_元の文章_
§ §

連続ツイート第997回をお届けします。文章は、その場で即興で書いています。本日は、このところツイッターで流行っているあるものについて。

2013-08-02 07:27:13
茂木健一郎 @kenichiromogi

しほ(1)このところ、ツイッターのトレンドで何か妙な雰囲気の文字列が現れると、たいてい「診断メーカー」。自分の名前を入れると、あなたに適した職業は何で、年収はいくらだとか、神さまが****をつくった時、ナニナニ過ぎるからナニナニしたとか、そんなユーモアあふれる「診断」がなされる。

2013-08-02 07:29:31
茂木健一郎 @kenichiromogi

しほ(2)私自身も、おもしろがって、自分の「診断」をツイートすることもある。名前を入れれば直ちに「診断」が下って、それをワンクリックでツイートできるから、流行する仕掛けがそろっている。ツイッターとの相乗作用で生まれた、一つのおもしろサービスであろう。

2013-08-02 07:31:20
茂木健一郎 @kenichiromogi

しほ(3)ところで、「診断メーカー」で下される「診断」に、根拠がある、と考える人はまずいないだろう。何らかのアルゴリズムでほぼランダムにテキトーな診断が割り振られる。診断メーカーの場合、ユーザーが独自の診断をつくることもできるので、余計、舞台裏がテキトーだとばれている。

2013-08-02 07:32:41
茂木健一郎 @kenichiromogi

しほ(4)ここで注目されるべきことは、舞台裏が「テキトー」でも、診断が下った時に私たちがある種の「感銘」を受けることは変わらないということだ。たとえば、神さまが茂木健一郎を可愛くつくりすぎたので、ちょっとバカにしておいた、と診断されると、「へえ〜」と思ってしまう自分がいる。

§ §

_次の課題_
A. 診断メーカーの連続ツイートに記されている投稿日時を、すべて挙げてください。
B. 診断メーカーの連続ツイートの「しほ(1)このところ、ツイッ」から「のおもしろサービスであろう。」までを、一字一句変えずに書き写してください。

(データ項目)
§ §

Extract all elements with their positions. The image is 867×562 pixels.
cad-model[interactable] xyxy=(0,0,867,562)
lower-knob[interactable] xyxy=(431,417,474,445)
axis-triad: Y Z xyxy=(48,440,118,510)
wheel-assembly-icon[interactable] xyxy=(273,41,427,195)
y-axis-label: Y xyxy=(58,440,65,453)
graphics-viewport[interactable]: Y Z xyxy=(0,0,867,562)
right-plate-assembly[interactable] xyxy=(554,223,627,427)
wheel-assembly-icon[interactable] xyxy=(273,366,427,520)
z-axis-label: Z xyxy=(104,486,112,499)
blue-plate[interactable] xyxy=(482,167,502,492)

§ §

_解答例_
A.
2013-08-02 07:27:13
2013-08-02 07:29:31
2013-08-02 07:31:20
2013-08-02 07:32:41

B.
しほ(1)このところ、ツイッターのトレンドで何か妙な雰囲気の文字列が現れると、たいてい「診断メーカー」。自分の名前を入れると、あなたに適した職業は何で、年収はいくらだとか、神さまが****をつくった時、ナニナニ過ぎるからナニナニしたとか、そんなユーモアあふれる「診断」がなされる。

2013-08-02 07:29:31
茂木健一郎 @kenichiromogi

しほ(2)私自身も、おもしろがって、自分の「診断」をツイートすることもある。名前を入れれば直ちに「診断」が下って、それをワンクリックでツイートできるから、流行する仕掛けがそろっている。ツイッターとの相乗作用で生まれた、一つのおもしろサービスであろう。